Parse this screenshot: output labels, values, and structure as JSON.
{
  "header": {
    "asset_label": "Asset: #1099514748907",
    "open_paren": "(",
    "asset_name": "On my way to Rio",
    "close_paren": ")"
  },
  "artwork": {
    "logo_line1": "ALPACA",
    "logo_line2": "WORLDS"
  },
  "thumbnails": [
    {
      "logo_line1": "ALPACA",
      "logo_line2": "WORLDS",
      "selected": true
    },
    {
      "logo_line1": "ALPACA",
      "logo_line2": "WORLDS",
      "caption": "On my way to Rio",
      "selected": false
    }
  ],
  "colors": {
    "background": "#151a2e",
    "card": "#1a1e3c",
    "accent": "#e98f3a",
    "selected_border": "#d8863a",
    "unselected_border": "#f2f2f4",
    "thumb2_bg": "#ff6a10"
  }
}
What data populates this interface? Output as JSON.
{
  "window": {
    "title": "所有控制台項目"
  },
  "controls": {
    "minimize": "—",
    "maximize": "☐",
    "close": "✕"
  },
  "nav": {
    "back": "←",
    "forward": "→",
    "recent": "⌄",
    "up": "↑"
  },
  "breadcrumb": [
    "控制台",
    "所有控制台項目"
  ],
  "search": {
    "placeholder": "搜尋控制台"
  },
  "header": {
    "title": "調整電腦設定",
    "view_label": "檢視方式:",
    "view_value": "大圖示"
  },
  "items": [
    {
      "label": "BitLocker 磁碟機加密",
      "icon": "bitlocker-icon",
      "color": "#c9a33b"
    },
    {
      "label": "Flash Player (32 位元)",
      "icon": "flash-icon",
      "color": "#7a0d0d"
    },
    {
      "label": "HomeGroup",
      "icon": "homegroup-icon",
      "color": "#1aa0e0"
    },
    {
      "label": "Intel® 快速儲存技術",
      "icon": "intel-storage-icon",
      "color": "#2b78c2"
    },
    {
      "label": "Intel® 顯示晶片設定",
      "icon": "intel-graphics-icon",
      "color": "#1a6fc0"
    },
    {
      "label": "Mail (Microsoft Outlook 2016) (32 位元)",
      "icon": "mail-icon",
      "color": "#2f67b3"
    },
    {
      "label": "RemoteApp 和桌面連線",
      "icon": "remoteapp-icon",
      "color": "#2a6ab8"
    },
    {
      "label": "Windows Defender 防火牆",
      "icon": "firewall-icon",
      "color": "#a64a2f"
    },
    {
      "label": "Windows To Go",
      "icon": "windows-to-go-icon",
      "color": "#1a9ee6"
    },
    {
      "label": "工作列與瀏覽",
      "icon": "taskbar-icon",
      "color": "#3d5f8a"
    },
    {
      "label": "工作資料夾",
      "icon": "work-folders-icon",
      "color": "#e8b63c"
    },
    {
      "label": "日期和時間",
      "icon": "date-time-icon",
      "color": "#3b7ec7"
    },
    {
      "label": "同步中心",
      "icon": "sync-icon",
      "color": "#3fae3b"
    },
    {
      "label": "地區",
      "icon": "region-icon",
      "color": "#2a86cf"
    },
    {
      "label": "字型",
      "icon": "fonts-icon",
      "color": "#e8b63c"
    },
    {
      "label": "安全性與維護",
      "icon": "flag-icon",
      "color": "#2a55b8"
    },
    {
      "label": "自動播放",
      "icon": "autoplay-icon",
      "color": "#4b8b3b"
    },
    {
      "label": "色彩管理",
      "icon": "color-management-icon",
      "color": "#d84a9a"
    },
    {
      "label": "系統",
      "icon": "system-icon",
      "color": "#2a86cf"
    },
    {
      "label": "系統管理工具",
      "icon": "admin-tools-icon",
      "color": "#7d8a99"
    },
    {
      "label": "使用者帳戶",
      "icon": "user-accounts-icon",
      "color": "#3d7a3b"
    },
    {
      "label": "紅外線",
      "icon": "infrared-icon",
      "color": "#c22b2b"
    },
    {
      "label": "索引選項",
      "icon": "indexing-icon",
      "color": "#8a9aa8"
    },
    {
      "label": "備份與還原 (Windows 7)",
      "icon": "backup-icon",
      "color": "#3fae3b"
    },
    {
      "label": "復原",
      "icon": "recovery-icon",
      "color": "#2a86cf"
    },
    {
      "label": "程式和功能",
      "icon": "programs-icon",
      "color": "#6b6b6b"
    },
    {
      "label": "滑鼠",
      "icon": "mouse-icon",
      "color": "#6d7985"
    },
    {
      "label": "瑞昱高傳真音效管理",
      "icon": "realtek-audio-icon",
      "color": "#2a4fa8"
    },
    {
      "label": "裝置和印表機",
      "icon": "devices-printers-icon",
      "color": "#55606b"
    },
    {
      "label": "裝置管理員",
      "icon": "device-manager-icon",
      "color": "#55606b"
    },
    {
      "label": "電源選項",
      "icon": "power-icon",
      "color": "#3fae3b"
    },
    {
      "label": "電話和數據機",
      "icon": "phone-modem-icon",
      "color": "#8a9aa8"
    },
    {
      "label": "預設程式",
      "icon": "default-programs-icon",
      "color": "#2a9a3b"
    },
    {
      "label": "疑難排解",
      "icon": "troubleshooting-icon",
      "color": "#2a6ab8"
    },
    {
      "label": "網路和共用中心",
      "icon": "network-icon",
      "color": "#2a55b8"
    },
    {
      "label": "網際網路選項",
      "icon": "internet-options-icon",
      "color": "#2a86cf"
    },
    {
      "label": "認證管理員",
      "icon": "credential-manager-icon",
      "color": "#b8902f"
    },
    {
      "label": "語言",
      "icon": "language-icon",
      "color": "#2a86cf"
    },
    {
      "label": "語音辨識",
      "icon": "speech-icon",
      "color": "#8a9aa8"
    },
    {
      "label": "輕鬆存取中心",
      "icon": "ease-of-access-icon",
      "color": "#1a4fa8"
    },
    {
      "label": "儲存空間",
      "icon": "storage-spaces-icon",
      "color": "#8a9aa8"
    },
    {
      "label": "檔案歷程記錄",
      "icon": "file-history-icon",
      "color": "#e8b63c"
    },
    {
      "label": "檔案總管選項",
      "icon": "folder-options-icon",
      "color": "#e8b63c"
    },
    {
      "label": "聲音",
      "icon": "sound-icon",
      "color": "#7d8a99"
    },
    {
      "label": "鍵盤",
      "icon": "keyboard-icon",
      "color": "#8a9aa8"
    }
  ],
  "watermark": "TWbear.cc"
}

DIRECTIVE:
Each record must be returned exactly as it is written.

EXERCISE RESULT:
Parse this screenshot: output labels, values, and structure as JSON.
{
  "header": {
    "asset_label": "Asset: #1099514748907",
    "open_paren": "(",
    "asset_name": "On my way to Rio",
    "close_paren": ")"
  },
  "artwork": {
    "logo_line1": "ALPACA",
    "logo_line2": "WORLDS"
  },
  "thumbnails": [
    {
      "logo_line1": "ALPACA",
      "logo_line2": "WORLDS",
      "selected": true
    },
    {
      "logo_line1": "ALPACA",
      "logo_line2": "WORLDS",
      "caption": "On my way to Rio",
      "selected": false
    }
  ],
  "colors": {
    "background": "#151a2e",
    "card": "#1a1e3c",
    "accent": "#e98f3a",
    "selected_border": "#d8863a",
    "unselected_border": "#f2f2f4",
    "thumb2_bg": "#ff6a10"
  }
}
What data populates this interface? Output as JSON.
{
  "window": {
    "title": "所有控制台項目"
  },
  "controls": {
    "minimize": "—",
    "maximize": "☐",
    "close": "✕"
  },
  "nav": {
    "back": "←",
    "forward": "→",
    "recent": "⌄",
    "up": "↑"
  },
  "breadcrumb": [
    "控制台",
    "所有控制台項目"
  ],
  "search": {
    "placeholder": "搜尋控制台"
  },
  "header": {
    "title": "調整電腦設定",
    "view_label": "檢視方式:",
    "view_value": "大圖示"
  },
  "items": [
    {
      "label": "BitLocker 磁碟機加密",
      "icon": "bitlocker-icon",
      "color": "#c9a33b"
    },
    {
      "label": "Flash Player (32 位元)",
      "icon": "flash-icon",
      "color": "#7a0d0d"
    },
    {
      "label": "HomeGroup",
      "icon": "homegroup-icon",
      "color": "#1aa0e0"
    },
    {
      "label": "Intel® 快速儲存技術",
      "icon": "intel-storage-icon",
      "color": "#2b78c2"
    },
    {
      "label": "Intel® 顯示晶片設定",
      "icon": "intel-graphics-icon",
      "color": "#1a6fc0"
    },
    {
      "label": "Mail (Microsoft Outlook 2016) (32 位元)",
      "icon": "mail-icon",
      "color": "#2f67b3"
    },
    {
      "label": "RemoteApp 和桌面連線",
      "icon": "remoteapp-icon",
      "color": "#2a6ab8"
    },
    {
      "label": "Windows Defender 防火牆",
      "icon": "firewall-icon",
      "color": "#a64a2f"
    },
    {
      "label": "Windows To Go",
      "icon": "windows-to-go-icon",
      "color": "#1a9ee6"
    },
    {
      "label": "工作列與瀏覽",
      "icon": "taskbar-icon",
      "color": "#3d5f8a"
    },
    {
      "label": "工作資料夾",
      "icon": "work-folders-icon",
      "color": "#e8b63c"
    },
    {
      "label": "日期和時間",
      "icon": "date-time-icon",
      "color": "#3b7ec7"
    },
    {
      "label": "同步中心",
      "icon": "sync-icon",
      "color": "#3fae3b"
    },
    {
      "label": "地區",
      "icon": "region-icon",
      "color": "#2a86cf"
    },
    {
      "label": "字型",
      "icon": "fonts-icon",
      "color": "#e8b63c"
    },
    {
      "label": "安全性與維護",
      "icon": "flag-icon",
      "color": "#2a55b8"
    },
    {
      "label": "自動播放",
      "icon": "autoplay-icon",
      "color": "#4b8b3b"
    },
    {
      "label": "色彩管理",
      "icon": "color-management-icon",
      "color": "#d84a9a"
    },
    {
      "label": "系統",
      "icon": "system-icon",
      "color": "#2a86cf"
    },
    {
      "label": "系統管理工具",
      "icon": "admin-tools-icon",
      "color": "#7d8a99"
    },
    {
      "label": "使用者帳戶",
      "icon": "user-accounts-icon",
      "color": "#3d7a3b"
    },
    {
      "label": "紅外線",
      "icon": "infrared-icon",
      "color": "#c22b2b"
    },
    {
      "label": "索引選項",
      "icon": "indexing-icon",
      "color": "#8a9aa8"
    },
    {
      "label": "備份與還原 (Windows 7)",
      "icon": "backup-icon",
      "color": "#3fae3b"
    },
    {
      "label": "復原",
      "icon": "recovery-icon",
      "color": "#2a86cf"
    },
    {
      "label": "程式和功能",
      "icon": "programs-icon",
      "color": "#6b6b6b"
    },
    {
      "label": "滑鼠",
      "icon": "mouse-icon",
      "color": "#6d7985"
    },
    {
      "label": "瑞昱高傳真音效管理",
      "icon": "realtek-audio-icon",
      "color": "#2a4fa8"
    },
    {
      "label": "裝置和印表機",
      "icon": "devices-printers-icon",
      "color": "#55606b"
    },
    {
      "label": "裝置管理員",
      "icon": "device-manager-icon",
      "color": "#55606b"
    },
    {
      "label": "電源選項",
      "icon": "power-icon",
      "color": "#3fae3b"
    },
    {
      "label": "電話和數據機",
      "icon": "phone-modem-icon",
      "color": "#8a9aa8"
    },
    {
      "label": "預設程式",
      "icon": "default-programs-icon",
      "color": "#2a9a3b"
    },
    {
      "label": "疑難排解",
      "icon": "troubleshooting-icon",
      "color": "#2a6ab8"
    },
    {
      "label": "網路和共用中心",
      "icon": "network-icon",
      "color": "#2a55b8"
    },
    {
      "label": "網際網路選項",
      "icon": "internet-options-icon",
      "color": "#2a86cf"
    },
    {
      "label": "認證管理員",
      "icon": "credential-manager-icon",
      "color": "#b8902f"
    },
    {
      "label": "語言",
      "icon": "language-icon",
      "color": "#2a86cf"
    },
    {
      "label": "語音辨識",
      "icon": "speech-icon",
      "color": "#8a9aa8"
    },
    {
      "label": "輕鬆存取中心",
      "icon": "ease-of-access-icon",
      "color": "#1a4fa8"
    },
    {
      "label": "儲存空間",
      "icon": "storage-spaces-icon",
      "color": "#8a9aa8"
    },
    {
      "label": "檔案歷程記錄",
      "icon": "file-history-icon",
      "color": "#e8b63c"
    },
    {
      "label": "檔案總管選項",
      "icon": "folder-options-icon",
      "color": "#e8b63c"
    },
    {
      "label": "聲音",
      "icon": "sound-icon",
      "color": "#7d8a99"
    },
    {
      "label": "鍵盤",
      "icon": "keyboard-icon",
      "color": "#8a9aa8"
    }
  ],
  "watermark": "TWbear.cc"
}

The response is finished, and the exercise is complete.